Provide an exact copy of the data, excluding the images.

==============================

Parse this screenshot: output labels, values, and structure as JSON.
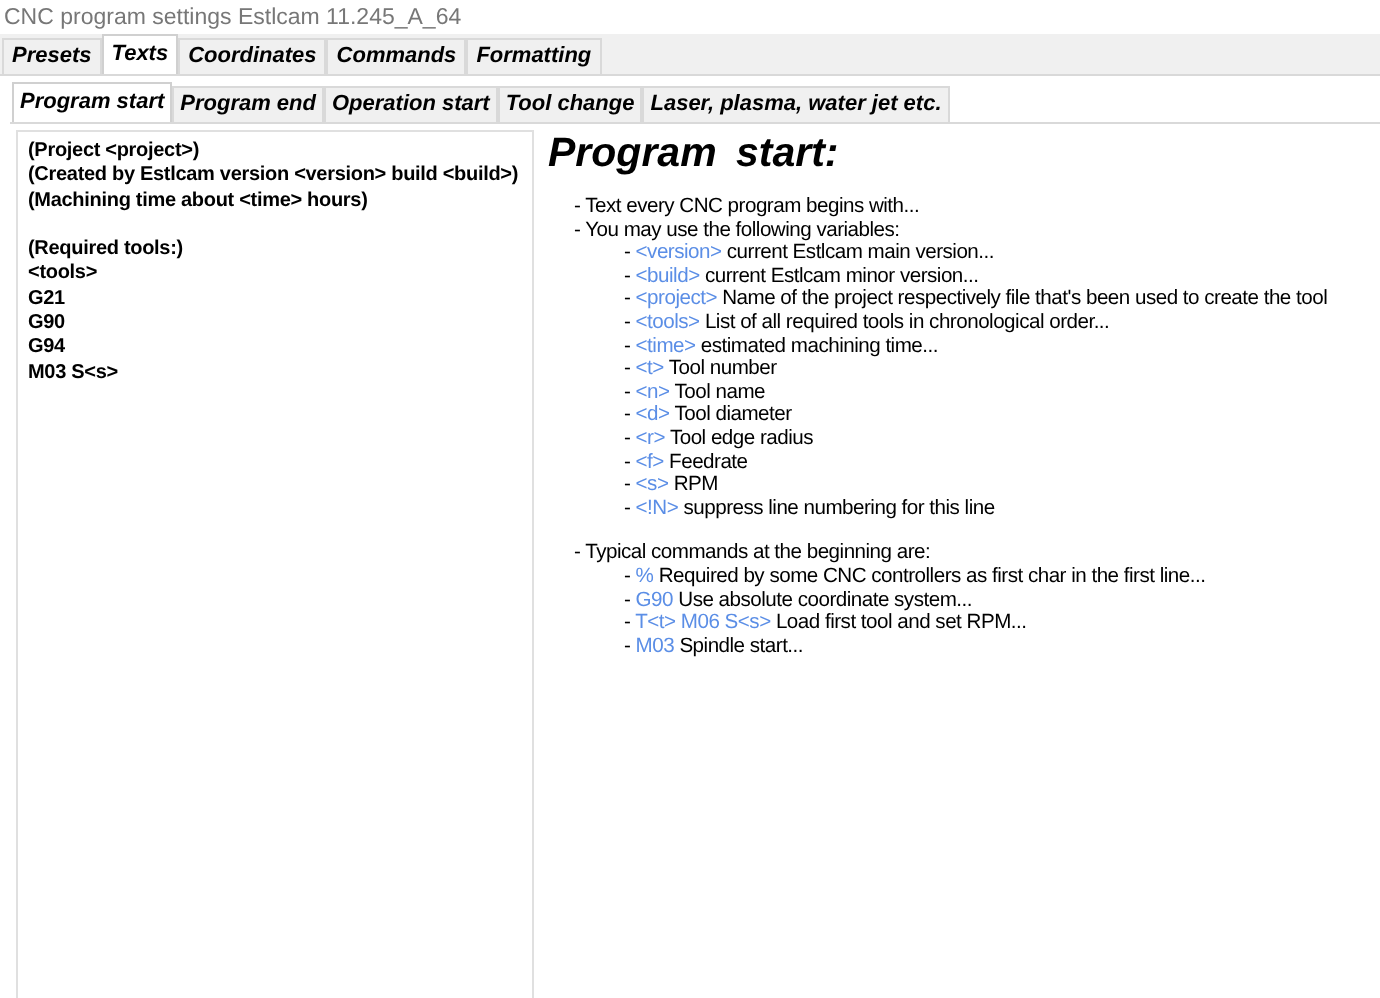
{
  "window": {
    "title": "CNC program settings Estlcam 11.245_A_64"
  },
  "tabs": [
    {
      "label": "Presets",
      "selected": false
    },
    {
      "label": "Texts",
      "selected": true
    },
    {
      "label": "Coordinates",
      "selected": false
    },
    {
      "label": "Commands",
      "selected": false
    },
    {
      "label": "Formatting",
      "selected": false
    }
  ],
  "subtabs": [
    {
      "label": "Program start",
      "selected": true
    },
    {
      "label": "Program end",
      "selected": false
    },
    {
      "label": "Operation start",
      "selected": false
    },
    {
      "label": "Tool change",
      "selected": false
    },
    {
      "label": "Laser, plasma, water jet etc.",
      "selected": false
    }
  ],
  "editor": {
    "value": "(Project <project>)\n(Created by Estlcam version <version> build <build>)\n(Machining time about <time> hours)\n\n(Required tools:)\n<tools>\nG21\nG90\nG94\nM03 S<s>"
  },
  "help": {
    "heading": "Program  start:",
    "sections": [
      {
        "lines": [
          {
            "marker": "-",
            "text": "Text every CNC program begins with..."
          },
          {
            "marker": "-",
            "text": "You may use the following variables:"
          }
        ],
        "items": [
          {
            "marker": "-",
            "code": "<version>",
            "text": "current Estlcam main version..."
          },
          {
            "marker": "-",
            "code": "<build>",
            "text": " current Estlcam minor version..."
          },
          {
            "marker": "-",
            "code": "<project>",
            "text": "Name of the project respectively file that's  been used to create the tool"
          },
          {
            "marker": "-",
            "code": "<tools>",
            "text": "List of all required tools in chronological order..."
          },
          {
            "marker": "-",
            "code": "<time>",
            "text": "estimated machining time..."
          },
          {
            "marker": "-",
            "code": "<t>",
            "text": "Tool number"
          },
          {
            "marker": "-",
            "code": "<n>",
            "text": "Tool name"
          },
          {
            "marker": "-",
            "code": "<d>",
            "text": "Tool diameter"
          },
          {
            "marker": "-",
            "code": "<r>",
            "text": "Tool edge radius"
          },
          {
            "marker": "-",
            "code": "<f>",
            "text": "Feedrate"
          },
          {
            "marker": "-",
            "code": "<s>",
            "text": "RPM"
          },
          {
            "marker": "-",
            "code": "<!N>",
            "text": "suppress line numbering for this line"
          }
        ]
      },
      {
        "lines": [
          {
            "marker": "-",
            "text": "Typical commands at the beginning are:"
          }
        ],
        "items": [
          {
            "marker": "-",
            "code": "%",
            "text": "Required by some CNC controllers as first char in the first line..."
          },
          {
            "marker": "-",
            "code": "G90",
            "text": "Use absolute coordinate system..."
          },
          {
            "marker": "-",
            "code": "T<t>  M06  S<s>",
            "text": "Load first tool and set RPM..."
          },
          {
            "marker": "-",
            "code": "M03",
            "text": "Spindle start..."
          }
        ]
      }
    ]
  }
}
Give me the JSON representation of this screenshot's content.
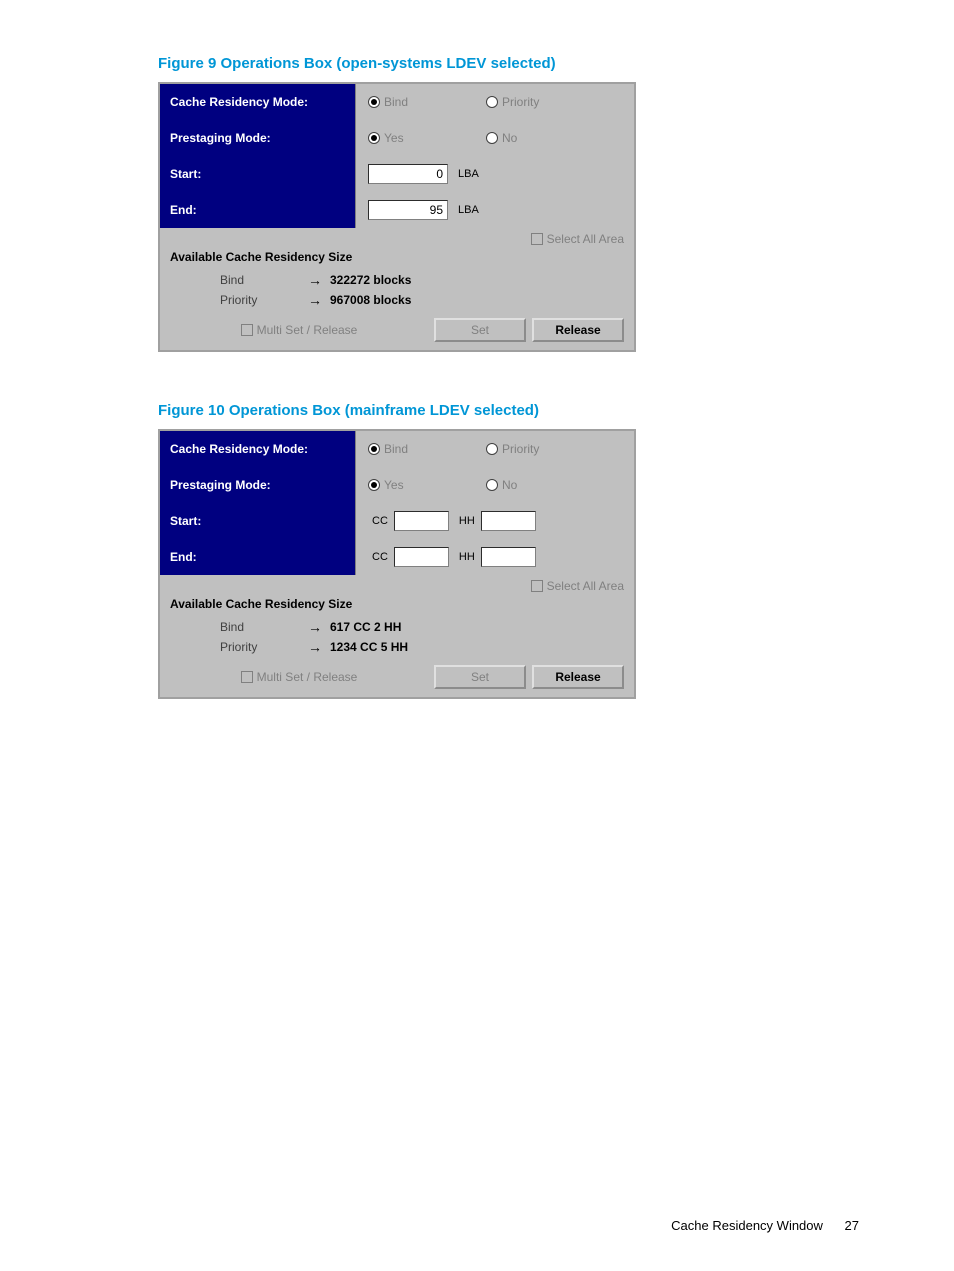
{
  "figures": {
    "f9": {
      "caption": "Figure 9 Operations Box (open-systems LDEV selected)",
      "cacheResidencyLabel": "Cache Residency Mode:",
      "prestagingLabel": "Prestaging Mode:",
      "startLabel": "Start:",
      "endLabel": "End:",
      "bindRadio": "Bind",
      "priorityRadio": "Priority",
      "yesRadio": "Yes",
      "noRadio": "No",
      "startVal": "0",
      "startUnit": "LBA",
      "endVal": "95",
      "endUnit": "LBA",
      "selectAll": "Select All Area",
      "sizeHeader": "Available Cache Residency Size",
      "bindName": "Bind",
      "priorityName": "Priority",
      "bindBlocks": "322272 blocks",
      "priorityBlocks": "967008 blocks",
      "multiSet": "Multi Set / Release",
      "setBtn": "Set",
      "releaseBtn": "Release"
    },
    "f10": {
      "caption": "Figure 10 Operations Box (mainframe LDEV selected)",
      "cacheResidencyLabel": "Cache Residency Mode:",
      "prestagingLabel": "Prestaging Mode:",
      "startLabel": "Start:",
      "endLabel": "End:",
      "bindRadio": "Bind",
      "priorityRadio": "Priority",
      "yesRadio": "Yes",
      "noRadio": "No",
      "ccUnit": "CC",
      "hhUnit": "HH",
      "selectAll": "Select All Area",
      "sizeHeader": "Available Cache Residency Size",
      "bindName": "Bind",
      "priorityName": "Priority",
      "bindBlocks": "617 CC 2 HH",
      "priorityBlocks": "1234 CC 5 HH",
      "multiSet": "Multi Set / Release",
      "setBtn": "Set",
      "releaseBtn": "Release"
    }
  },
  "footer": {
    "text": "Cache Residency Window",
    "page": "27"
  }
}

==============================

EXERCISE RESPONSE =>
Parse this screenshot: output labels, values, and structure as JSON.
{
  "window": {
    "title": "CNC program settings Estlcam 11.245_A_64"
  },
  "tabs": [
    {
      "label": "Presets",
      "selected": false
    },
    {
      "label": "Texts",
      "selected": true
    },
    {
      "label": "Coordinates",
      "selected": false
    },
    {
      "label": "Commands",
      "selected": false
    },
    {
      "label": "Formatting",
      "selected": false
    }
  ],
  "subtabs": [
    {
      "label": "Program start",
      "selected": true
    },
    {
      "label": "Program end",
      "selected": false
    },
    {
      "label": "Operation start",
      "selected": false
    },
    {
      "label": "Tool change",
      "selected": false
    },
    {
      "label": "Laser, plasma, water jet etc.",
      "selected": false
    }
  ],
  "editor": {
    "value": "(Project <project>)\n(Created by Estlcam version <version> build <build>)\n(Machining time about <time> hours)\n\n(Required tools:)\n<tools>\nG21\nG90\nG94\nM03 S<s>"
  },
  "help": {
    "heading": "Program  start:",
    "sections": [
      {
        "lines": [
          {
            "marker": "-",
            "text": "Text every CNC program begins with..."
          },
          {
            "marker": "-",
            "text": "You may use the following variables:"
          }
        ],
        "items": [
          {
            "marker": "-",
            "code": "<version>",
            "text": "current Estlcam main version..."
          },
          {
            "marker": "-",
            "code": "<build>",
            "text": " current Estlcam minor version..."
          },
          {
            "marker": "-",
            "code": "<project>",
            "text": "Name of the project respectively file that's  been used to create the tool"
          },
          {
            "marker": "-",
            "code": "<tools>",
            "text": "List of all required tools in chronological order..."
          },
          {
            "marker": "-",
            "code": "<time>",
            "text": "estimated machining time..."
          },
          {
            "marker": "-",
            "code": "<t>",
            "text": "Tool number"
          },
          {
            "marker": "-",
            "code": "<n>",
            "text": "Tool name"
          },
          {
            "marker": "-",
            "code": "<d>",
            "text": "Tool diameter"
          },
          {
            "marker": "-",
            "code": "<r>",
            "text": "Tool edge radius"
          },
          {
            "marker": "-",
            "code": "<f>",
            "text": "Feedrate"
          },
          {
            "marker": "-",
            "code": "<s>",
            "text": "RPM"
          },
          {
            "marker": "-",
            "code": "<!N>",
            "text": "suppress line numbering for this line"
          }
        ]
      },
      {
        "lines": [
          {
            "marker": "-",
            "text": "Typical commands at the beginning are:"
          }
        ],
        "items": [
          {
            "marker": "-",
            "code": "%",
            "text": "Required by some CNC controllers as first char in the first line..."
          },
          {
            "marker": "-",
            "code": "G90",
            "text": "Use absolute coordinate system..."
          },
          {
            "marker": "-",
            "code": "T<t>  M06  S<s>",
            "text": "Load first tool and set RPM..."
          },
          {
            "marker": "-",
            "code": "M03",
            "text": "Spindle start..."
          }
        ]
      }
    ]
  }
}
Give me the JSON representation of this screenshot's content.
{
  "figures": {
    "f9": {
      "caption": "Figure 9 Operations Box (open-systems LDEV selected)",
      "cacheResidencyLabel": "Cache Residency Mode:",
      "prestagingLabel": "Prestaging Mode:",
      "startLabel": "Start:",
      "endLabel": "End:",
      "bindRadio": "Bind",
      "priorityRadio": "Priority",
      "yesRadio": "Yes",
      "noRadio": "No",
      "startVal": "0",
      "startUnit": "LBA",
      "endVal": "95",
      "endUnit": "LBA",
      "selectAll": "Select All Area",
      "sizeHeader": "Available Cache Residency Size",
      "bindName": "Bind",
      "priorityName": "Priority",
      "bindBlocks": "322272 blocks",
      "priorityBlocks": "967008 blocks",
      "multiSet": "Multi Set / Release",
      "setBtn": "Set",
      "releaseBtn": "Release"
    },
    "f10": {
      "caption": "Figure 10 Operations Box (mainframe LDEV selected)",
      "cacheResidencyLabel": "Cache Residency Mode:",
      "prestagingLabel": "Prestaging Mode:",
      "startLabel": "Start:",
      "endLabel": "End:",
      "bindRadio": "Bind",
      "priorityRadio": "Priority",
      "yesRadio": "Yes",
      "noRadio": "No",
      "ccUnit": "CC",
      "hhUnit": "HH",
      "selectAll": "Select All Area",
      "sizeHeader": "Available Cache Residency Size",
      "bindName": "Bind",
      "priorityName": "Priority",
      "bindBlocks": "617 CC 2 HH",
      "priorityBlocks": "1234 CC 5 HH",
      "multiSet": "Multi Set / Release",
      "setBtn": "Set",
      "releaseBtn": "Release"
    }
  },
  "footer": {
    "text": "Cache Residency Window",
    "page": "27"
  }
}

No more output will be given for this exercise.